Stated problem:
Reproduce the entries in full, with no changes.

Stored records
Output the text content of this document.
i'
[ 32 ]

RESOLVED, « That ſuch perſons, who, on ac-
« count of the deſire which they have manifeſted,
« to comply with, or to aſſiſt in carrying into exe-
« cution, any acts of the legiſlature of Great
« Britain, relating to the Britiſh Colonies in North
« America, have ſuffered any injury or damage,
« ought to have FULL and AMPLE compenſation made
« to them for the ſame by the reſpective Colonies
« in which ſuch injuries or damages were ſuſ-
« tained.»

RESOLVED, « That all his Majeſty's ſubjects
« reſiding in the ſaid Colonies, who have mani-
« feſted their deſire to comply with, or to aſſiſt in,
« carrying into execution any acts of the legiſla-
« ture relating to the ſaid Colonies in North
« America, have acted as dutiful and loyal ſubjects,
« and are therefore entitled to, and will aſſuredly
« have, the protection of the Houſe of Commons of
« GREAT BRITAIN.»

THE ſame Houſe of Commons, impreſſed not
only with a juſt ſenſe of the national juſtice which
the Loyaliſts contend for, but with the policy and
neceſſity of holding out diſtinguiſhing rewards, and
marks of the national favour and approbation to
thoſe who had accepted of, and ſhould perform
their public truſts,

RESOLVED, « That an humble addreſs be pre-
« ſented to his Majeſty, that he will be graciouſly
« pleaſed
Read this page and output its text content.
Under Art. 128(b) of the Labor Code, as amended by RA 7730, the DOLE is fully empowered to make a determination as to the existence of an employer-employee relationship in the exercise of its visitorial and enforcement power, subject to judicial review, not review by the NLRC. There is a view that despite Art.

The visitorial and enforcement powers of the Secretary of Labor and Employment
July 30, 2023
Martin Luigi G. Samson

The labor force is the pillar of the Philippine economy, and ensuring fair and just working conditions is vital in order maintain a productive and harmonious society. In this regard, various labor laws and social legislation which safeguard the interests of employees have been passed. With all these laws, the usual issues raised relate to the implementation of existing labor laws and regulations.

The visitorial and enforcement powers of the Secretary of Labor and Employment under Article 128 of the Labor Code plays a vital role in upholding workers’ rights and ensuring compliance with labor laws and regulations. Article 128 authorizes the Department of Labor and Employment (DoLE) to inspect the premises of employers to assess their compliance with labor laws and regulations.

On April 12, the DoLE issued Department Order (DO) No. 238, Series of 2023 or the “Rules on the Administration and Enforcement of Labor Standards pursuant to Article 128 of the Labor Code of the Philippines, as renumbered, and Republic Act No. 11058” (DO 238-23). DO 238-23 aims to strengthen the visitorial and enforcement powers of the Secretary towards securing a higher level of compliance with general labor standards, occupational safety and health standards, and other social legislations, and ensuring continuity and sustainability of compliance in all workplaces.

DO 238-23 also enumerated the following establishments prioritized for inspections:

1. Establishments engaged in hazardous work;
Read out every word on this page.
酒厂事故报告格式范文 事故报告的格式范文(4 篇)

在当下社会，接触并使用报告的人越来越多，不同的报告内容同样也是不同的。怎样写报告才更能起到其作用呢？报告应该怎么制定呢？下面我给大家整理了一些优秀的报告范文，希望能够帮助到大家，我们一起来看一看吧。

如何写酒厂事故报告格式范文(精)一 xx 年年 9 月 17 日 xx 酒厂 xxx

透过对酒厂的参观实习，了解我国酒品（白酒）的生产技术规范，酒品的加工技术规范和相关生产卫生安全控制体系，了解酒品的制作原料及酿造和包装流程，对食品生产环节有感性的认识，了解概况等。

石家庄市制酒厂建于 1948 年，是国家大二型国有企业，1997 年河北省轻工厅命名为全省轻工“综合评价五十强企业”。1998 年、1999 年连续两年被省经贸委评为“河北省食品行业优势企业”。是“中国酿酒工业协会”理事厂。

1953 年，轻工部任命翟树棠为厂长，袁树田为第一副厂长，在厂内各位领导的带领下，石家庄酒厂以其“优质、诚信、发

Final answer:
Output the text content of this document.
i'
[ 32 ]

RESOLVED, « That ſuch perſons, who, on ac-
« count of the deſire which they have manifeſted,
« to comply with, or to aſſiſt in carrying into exe-
« cution, any acts of the legiſlature of Great
« Britain, relating to the Britiſh Colonies in North
« America, have ſuffered any injury or damage,
« ought to have FULL and AMPLE compenſation made
« to them for the ſame by the reſpective Colonies
« in which ſuch injuries or damages were ſuſ-
« tained.»

RESOLVED, « That all his Majeſty's ſubjects
« reſiding in the ſaid Colonies, who have mani-
« feſted their deſire to comply with, or to aſſiſt in,
« carrying into execution any acts of the legiſla-
« ture relating to the ſaid Colonies in North
« America, have acted as dutiful and loyal ſubjects,
« and are therefore entitled to, and will aſſuredly
« have, the protection of the Houſe of Commons of
« GREAT BRITAIN.»

THE ſame Houſe of Commons, impreſſed not
only with a juſt ſenſe of the national juſtice which
the Loyaliſts contend for, but with the policy and
neceſſity of holding out diſtinguiſhing rewards, and
marks of the national favour and approbation to
thoſe who had accepted of, and ſhould perform
their public truſts,

RESOLVED, « That an humble addreſs be pre-
« ſented to his Majeſty, that he will be graciouſly
« pleaſed
Read this page and output its text content.
Under Art. 128(b) of the Labor Code, as amended by RA 7730, the DOLE is fully empowered to make a determination as to the existence of an employer-employee relationship in the exercise of its visitorial and enforcement power, subject to judicial review, not review by the NLRC. There is a view that despite Art.

The visitorial and enforcement powers of the Secretary of Labor and Employment
July 30, 2023
Martin Luigi G. Samson

The labor force is the pillar of the Philippine economy, and ensuring fair and just working conditions is vital in order maintain a productive and harmonious society. In this regard, various labor laws and social legislation which safeguard the interests of employees have been passed. With all these laws, the usual issues raised relate to the implementation of existing labor laws and regulations.

The visitorial and enforcement powers of the Secretary of Labor and Employment under Article 128 of the Labor Code plays a vital role in upholding workers’ rights and ensuring compliance with labor laws and regulations. Article 128 authorizes the Department of Labor and Employment (DoLE) to inspect the premises of employers to assess their compliance with labor laws and regulations.

On April 12, the DoLE issued Department Order (DO) No. 238, Series of 2023 or the “Rules on the Administration and Enforcement of Labor Standards pursuant to Article 128 of the Labor Code of the Philippines, as renumbered, and Republic Act No. 11058” (DO 238-23). DO 238-23 aims to strengthen the visitorial and enforcement powers of the Secretary towards securing a higher level of compliance with general labor standards, occupational safety and health standards, and other social legislations, and ensuring continuity and sustainability of compliance in all workplaces.

DO 238-23 also enumerated the following establishments prioritized for inspections:

1. Establishments engaged in hazardous work;
Read out every word on this page.
酒厂事故报告格式范文 事故报告的格式范文(4 篇)

在当下社会，接触并使用报告的人越来越多，不同的报告内容同样也是不同的。怎样写报告才更能起到其作用呢？报告应该怎么制定呢？下面我给大家整理了一些优秀的报告范文，希望能够帮助到大家，我们一起来看一看吧。

如何写酒厂事故报告格式范文(精)一 xx 年年 9 月 17 日 xx 酒厂 xxx

透过对酒厂的参观实习，了解我国酒品（白酒）的生产技术规范，酒品的加工技术规范和相关生产卫生安全控制体系，了解酒品的制作原料及酿造和包装流程，对食品生产环节有感性的认识，了解概况等。

石家庄市制酒厂建于 1948 年，是国家大二型国有企业，1997 年河北省轻工厅命名为全省轻工“综合评价五十强企业”。1998 年、1999 年连续两年被省经贸委评为“河北省食品行业优势企业”。是“中国酿酒工业协会”理事厂。

1953 年，轻工部任命翟树棠为厂长，袁树田为第一副厂长，在厂内各位领导的带领下，石家庄酒厂以其“优质、诚信、发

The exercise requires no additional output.